* TASK GOAL
State the count of lines below in which the word "работ" appears, and add nothing.

·····

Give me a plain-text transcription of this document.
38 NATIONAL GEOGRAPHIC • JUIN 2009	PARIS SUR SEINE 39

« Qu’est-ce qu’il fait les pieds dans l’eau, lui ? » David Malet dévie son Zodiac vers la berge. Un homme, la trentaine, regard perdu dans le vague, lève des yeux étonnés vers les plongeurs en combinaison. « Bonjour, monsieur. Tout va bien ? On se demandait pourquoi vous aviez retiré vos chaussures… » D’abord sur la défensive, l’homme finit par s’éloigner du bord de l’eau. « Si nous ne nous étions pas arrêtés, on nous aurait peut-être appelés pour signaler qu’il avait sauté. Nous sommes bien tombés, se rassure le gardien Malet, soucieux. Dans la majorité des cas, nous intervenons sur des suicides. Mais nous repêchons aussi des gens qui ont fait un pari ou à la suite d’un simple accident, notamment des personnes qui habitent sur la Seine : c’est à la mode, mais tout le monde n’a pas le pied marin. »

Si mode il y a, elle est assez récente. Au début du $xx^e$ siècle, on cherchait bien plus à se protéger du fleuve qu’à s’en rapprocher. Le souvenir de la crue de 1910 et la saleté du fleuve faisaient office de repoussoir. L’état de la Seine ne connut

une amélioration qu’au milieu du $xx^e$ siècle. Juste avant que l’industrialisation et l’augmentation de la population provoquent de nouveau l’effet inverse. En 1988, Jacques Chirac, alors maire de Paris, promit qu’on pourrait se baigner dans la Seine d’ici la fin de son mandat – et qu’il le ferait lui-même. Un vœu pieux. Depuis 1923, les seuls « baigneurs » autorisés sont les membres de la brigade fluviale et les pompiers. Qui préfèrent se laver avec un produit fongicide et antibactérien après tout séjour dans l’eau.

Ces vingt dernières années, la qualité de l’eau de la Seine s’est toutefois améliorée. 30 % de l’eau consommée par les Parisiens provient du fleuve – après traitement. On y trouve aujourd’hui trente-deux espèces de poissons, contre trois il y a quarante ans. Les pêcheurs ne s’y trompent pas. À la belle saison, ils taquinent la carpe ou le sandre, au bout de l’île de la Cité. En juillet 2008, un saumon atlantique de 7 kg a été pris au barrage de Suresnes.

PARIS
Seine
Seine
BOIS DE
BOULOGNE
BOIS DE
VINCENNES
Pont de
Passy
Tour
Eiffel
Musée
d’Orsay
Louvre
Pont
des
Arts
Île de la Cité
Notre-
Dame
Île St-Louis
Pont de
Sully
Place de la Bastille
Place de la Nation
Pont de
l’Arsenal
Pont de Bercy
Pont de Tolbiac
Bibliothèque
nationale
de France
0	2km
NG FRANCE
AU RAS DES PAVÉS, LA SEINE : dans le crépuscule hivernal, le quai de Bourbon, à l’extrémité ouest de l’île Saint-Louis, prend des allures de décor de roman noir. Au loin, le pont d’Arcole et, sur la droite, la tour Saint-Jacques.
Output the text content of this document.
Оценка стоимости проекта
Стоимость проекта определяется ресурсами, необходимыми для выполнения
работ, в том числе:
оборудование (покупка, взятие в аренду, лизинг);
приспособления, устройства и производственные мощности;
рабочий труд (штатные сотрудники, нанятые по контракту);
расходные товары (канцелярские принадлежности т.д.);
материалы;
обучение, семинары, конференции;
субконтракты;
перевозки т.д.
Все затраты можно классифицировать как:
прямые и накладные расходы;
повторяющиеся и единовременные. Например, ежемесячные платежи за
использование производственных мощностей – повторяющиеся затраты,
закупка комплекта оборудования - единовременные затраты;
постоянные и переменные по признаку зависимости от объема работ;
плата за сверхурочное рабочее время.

·····

* WRITTEN ANSWER
2